» **EXERCISE BRIEF**: Update the rows below by replacing each "header-divider" with "header-rule" and leaving everything else unchanged. Leave the pictures out of your answer.

Visual layout records:
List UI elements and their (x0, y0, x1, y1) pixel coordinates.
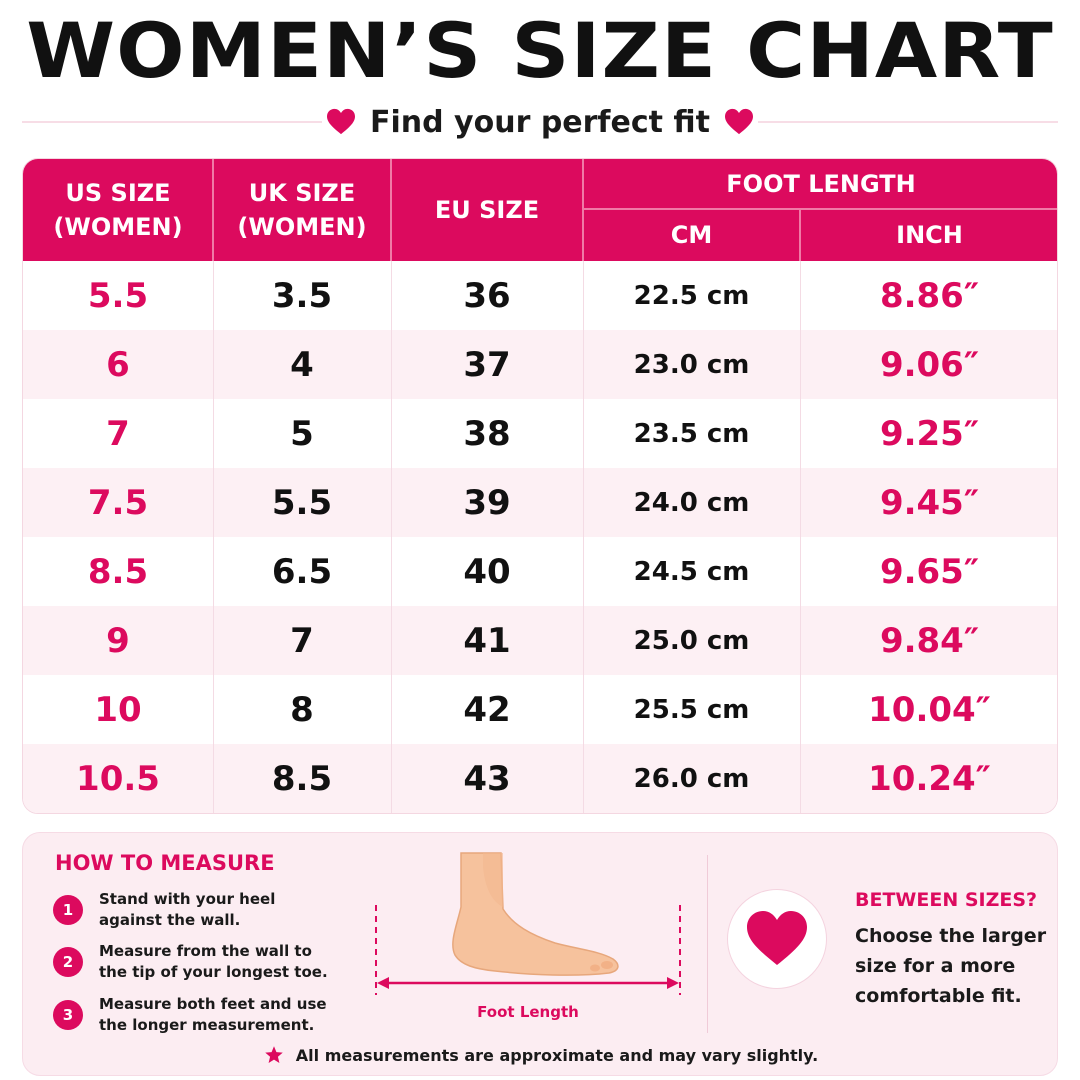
info-panel: HOW TO MEASURE 1 Stand with your heel ag… (22, 832, 1058, 1076)
cell-eu-size: 41 (463, 620, 511, 661)
cell-us-size: 6 (106, 344, 130, 385)
header-divider (390, 159, 392, 261)
cell-uk-size: 8 (290, 689, 314, 730)
panel-divider (707, 855, 708, 1033)
cell-us-size: 9 (106, 620, 130, 661)
disclaimer-text: All measurements are approximate and may… (295, 1045, 819, 1065)
cell-inch: 9.25″ (879, 413, 980, 454)
cell-cm: 23.0 cm (633, 349, 750, 380)
foot-length-label: Foot Length (477, 1003, 579, 1021)
step-number: 2 (53, 947, 83, 977)
heart-icon (747, 911, 807, 965)
cell-cm: 25.0 cm (633, 625, 750, 656)
cell-eu-size: 36 (463, 275, 511, 316)
disclaimer-note: All measurements are approximate and may… (23, 1045, 1059, 1065)
header-uk-size: UK SIZE (WOMEN) (237, 179, 367, 241)
cell-cm: 22.5 cm (633, 280, 750, 311)
step-number: 3 (53, 1000, 83, 1030)
table-row: 7.5 5.5 39 24.0 cm 9.45″ (23, 468, 1057, 537)
cell-uk-size: 5.5 (271, 482, 333, 523)
table-header: US SIZE (WOMEN) UK SIZE (WOMEN) EU SIZE … (23, 159, 1057, 261)
cell-uk-size: 3.5 (271, 275, 333, 316)
column-divider (391, 261, 392, 813)
cell-us-size: 7.5 (87, 482, 149, 523)
cell-us-size: 5.5 (87, 275, 149, 316)
divider-line-right (758, 121, 1058, 123)
cell-uk-size: 7 (290, 620, 314, 661)
header-divider (799, 209, 801, 261)
between-sizes-text: Choose the larger size for a more comfor… (855, 925, 1047, 1007)
cell-cm: 24.5 cm (633, 556, 750, 587)
header-cm: CM (670, 221, 713, 249)
column-divider (800, 261, 801, 813)
cell-uk-size: 4 (290, 344, 314, 385)
cell-uk-size: 8.5 (271, 758, 333, 799)
between-sizes-title: BETWEEN SIZES? (855, 889, 1038, 911)
cell-eu-size: 40 (463, 551, 511, 592)
cell-inch: 9.84″ (879, 620, 980, 661)
header-us-size: US SIZE (WOMEN) (53, 179, 183, 241)
cell-us-size: 10.5 (76, 758, 160, 799)
header-eu-size: EU SIZE (434, 196, 540, 224)
header-divider (583, 208, 1057, 210)
cell-eu-size: 38 (463, 413, 511, 454)
cell-inch: 9.45″ (879, 482, 980, 523)
step-text: Stand with your heel against the wall. (99, 890, 276, 929)
cell-eu-size: 37 (463, 344, 511, 385)
table-row: 10.5 8.5 43 26.0 cm 10.24″ (23, 744, 1057, 813)
step-number: 1 (53, 895, 83, 925)
page-title: WOMEN’S SIZE CHART (26, 6, 1054, 95)
table-row: 5.5 3.5 36 22.5 cm 8.86″ (23, 261, 1057, 330)
cell-us-size: 8.5 (87, 551, 149, 592)
foot-illustration (375, 852, 681, 995)
subtitle-row: Find your perfect fit (22, 100, 1058, 144)
header-divider (582, 159, 584, 261)
table-row: 6 4 37 23.0 cm 9.06″ (23, 330, 1057, 399)
step-text: Measure from the wall to the tip of your… (99, 942, 328, 981)
heart-icon (724, 108, 753, 135)
column-divider (213, 261, 214, 813)
cell-us-size: 10 (94, 689, 142, 730)
cell-inch: 8.86″ (879, 275, 980, 316)
star-icon (265, 1046, 283, 1063)
cell-cm: 23.5 cm (633, 418, 750, 449)
cell-uk-size: 5 (290, 413, 314, 454)
cell-eu-size: 39 (463, 482, 511, 523)
cell-us-size: 7 (106, 413, 130, 454)
cell-cm: 26.0 cm (633, 763, 750, 794)
cell-inch: 9.06″ (879, 344, 980, 385)
cell-cm: 24.0 cm (633, 487, 750, 518)
table-body: 5.5 3.5 36 22.5 cm 8.86″ 6 4 37 23.0 cm … (23, 261, 1057, 813)
cell-inch: 10.24″ (868, 758, 991, 799)
table-row: 9 7 41 25.0 cm 9.84″ (23, 606, 1057, 675)
cell-cm: 25.5 cm (633, 694, 750, 725)
step-text: Measure both feet and use the longer mea… (99, 995, 327, 1034)
cell-eu-size: 43 (463, 758, 511, 799)
heart-badge (727, 889, 827, 989)
divider-line-left (22, 121, 322, 123)
cell-inch: 10.04″ (868, 689, 991, 730)
header-divider (212, 159, 214, 261)
header-foot-length: FOOT LENGTH (726, 170, 916, 198)
table-row: 7 5 38 23.5 cm 9.25″ (23, 399, 1057, 468)
size-table: US SIZE (WOMEN) UK SIZE (WOMEN) EU SIZE … (22, 158, 1058, 814)
cell-eu-size: 42 (463, 689, 511, 730)
header-inch: INCH (896, 221, 963, 249)
foot-diagram: Foot Length (363, 847, 693, 1027)
column-divider (583, 261, 584, 813)
cell-inch: 9.65″ (879, 551, 980, 592)
how-to-measure-title: HOW TO MEASURE (55, 851, 275, 875)
page-subtitle: Find your perfect fit (370, 104, 710, 140)
heart-icon (327, 108, 355, 135)
table-row: 8.5 6.5 40 24.5 cm 9.65″ (23, 537, 1057, 606)
cell-uk-size: 6.5 (271, 551, 333, 592)
table-row: 10 8 42 25.5 cm 10.04″ (23, 675, 1057, 744)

» **FULL ANSWER**:
List UI elements and their (x0, y0, x1, y1) pixel coordinates.
info-panel: HOW TO MEASURE 1 Stand with your heel ag… (22, 832, 1058, 1076)
cell-eu-size: 41 (463, 620, 511, 661)
cell-us-size: 6 (106, 344, 130, 385)
header-rule (390, 159, 392, 261)
cell-uk-size: 8 (290, 689, 314, 730)
panel-divider (707, 855, 708, 1033)
cell-us-size: 9 (106, 620, 130, 661)
disclaimer-text: All measurements are approximate and may… (295, 1045, 819, 1065)
cell-inch: 9.25″ (879, 413, 980, 454)
cell-cm: 23.0 cm (633, 349, 750, 380)
foot-length-label: Foot Length (477, 1003, 579, 1021)
step-number: 2 (53, 947, 83, 977)
heart-icon (747, 911, 807, 965)
cell-cm: 25.0 cm (633, 625, 750, 656)
cell-eu-size: 36 (463, 275, 511, 316)
disclaimer-note: All measurements are approximate and may… (23, 1045, 1059, 1065)
header-uk-size: UK SIZE (WOMEN) (237, 179, 367, 241)
cell-cm: 22.5 cm (633, 280, 750, 311)
step-number: 3 (53, 1000, 83, 1030)
table-row: 7.5 5.5 39 24.0 cm 9.45″ (23, 468, 1057, 537)
cell-uk-size: 5.5 (271, 482, 333, 523)
table-header: US SIZE (WOMEN) UK SIZE (WOMEN) EU SIZE … (23, 159, 1057, 261)
cell-uk-size: 3.5 (271, 275, 333, 316)
column-divider (391, 261, 392, 813)
cell-us-size: 7.5 (87, 482, 149, 523)
cell-us-size: 5.5 (87, 275, 149, 316)
divider-line-right (758, 121, 1058, 123)
cell-uk-size: 7 (290, 620, 314, 661)
header-rule (799, 209, 801, 261)
between-sizes-text: Choose the larger size for a more comfor… (855, 925, 1047, 1007)
cell-cm: 24.5 cm (633, 556, 750, 587)
header-cm: CM (670, 221, 713, 249)
column-divider (800, 261, 801, 813)
cell-uk-size: 4 (290, 344, 314, 385)
cell-uk-size: 8.5 (271, 758, 333, 799)
between-sizes-title: BETWEEN SIZES? (855, 889, 1038, 911)
cell-eu-size: 40 (463, 551, 511, 592)
cell-inch: 9.84″ (879, 620, 980, 661)
header-us-size: US SIZE (WOMEN) (53, 179, 183, 241)
cell-us-size: 10.5 (76, 758, 160, 799)
header-eu-size: EU SIZE (434, 196, 540, 224)
header-rule (583, 208, 1057, 210)
cell-eu-size: 38 (463, 413, 511, 454)
cell-inch: 9.45″ (879, 482, 980, 523)
step-text: Stand with your heel against the wall. (99, 890, 276, 929)
cell-eu-size: 37 (463, 344, 511, 385)
table-row: 10.5 8.5 43 26.0 cm 10.24″ (23, 744, 1057, 813)
step-number: 1 (53, 895, 83, 925)
page-title: WOMEN’S SIZE CHART (26, 6, 1054, 95)
table-row: 5.5 3.5 36 22.5 cm 8.86″ (23, 261, 1057, 330)
cell-us-size: 8.5 (87, 551, 149, 592)
foot-illustration (375, 852, 681, 995)
subtitle-row: Find your perfect fit (22, 100, 1058, 144)
header-rule (582, 159, 584, 261)
table-row: 6 4 37 23.0 cm 9.06″ (23, 330, 1057, 399)
step-text: Measure from the wall to the tip of your… (99, 942, 328, 981)
heart-icon (724, 108, 753, 135)
column-divider (213, 261, 214, 813)
cell-us-size: 10 (94, 689, 142, 730)
cell-inch: 8.86″ (879, 275, 980, 316)
star-icon (265, 1046, 283, 1063)
cell-cm: 23.5 cm (633, 418, 750, 449)
cell-uk-size: 5 (290, 413, 314, 454)
cell-eu-size: 39 (463, 482, 511, 523)
cell-us-size: 7 (106, 413, 130, 454)
cell-cm: 26.0 cm (633, 763, 750, 794)
cell-inch: 9.06″ (879, 344, 980, 385)
cell-cm: 24.0 cm (633, 487, 750, 518)
table-body: 5.5 3.5 36 22.5 cm 8.86″ 6 4 37 23.0 cm … (23, 261, 1057, 813)
cell-inch: 10.24″ (868, 758, 991, 799)
table-row: 9 7 41 25.0 cm 9.84″ (23, 606, 1057, 675)
cell-cm: 25.5 cm (633, 694, 750, 725)
step-text: Measure both feet and use the longer mea… (99, 995, 327, 1034)
cell-eu-size: 43 (463, 758, 511, 799)
heart-badge (727, 889, 827, 989)
divider-line-left (22, 121, 322, 123)
cell-inch: 10.04″ (868, 689, 991, 730)
header-rule (212, 159, 214, 261)
header-foot-length: FOOT LENGTH (726, 170, 916, 198)
table-row: 7 5 38 23.5 cm 9.25″ (23, 399, 1057, 468)
size-table: US SIZE (WOMEN) UK SIZE (WOMEN) EU SIZE … (22, 158, 1058, 814)
cell-eu-size: 42 (463, 689, 511, 730)
header-inch: INCH (896, 221, 963, 249)
foot-diagram: Foot Length (363, 847, 693, 1027)
column-divider (583, 261, 584, 813)
cell-inch: 9.65″ (879, 551, 980, 592)
how-to-measure-title: HOW TO MEASURE (55, 851, 275, 875)
page-subtitle: Find your perfect fit (370, 104, 710, 140)
heart-icon (327, 108, 355, 135)
table-row: 8.5 6.5 40 24.5 cm 9.65″ (23, 537, 1057, 606)
cell-uk-size: 6.5 (271, 551, 333, 592)
table-row: 10 8 42 25.5 cm 10.04″ (23, 675, 1057, 744)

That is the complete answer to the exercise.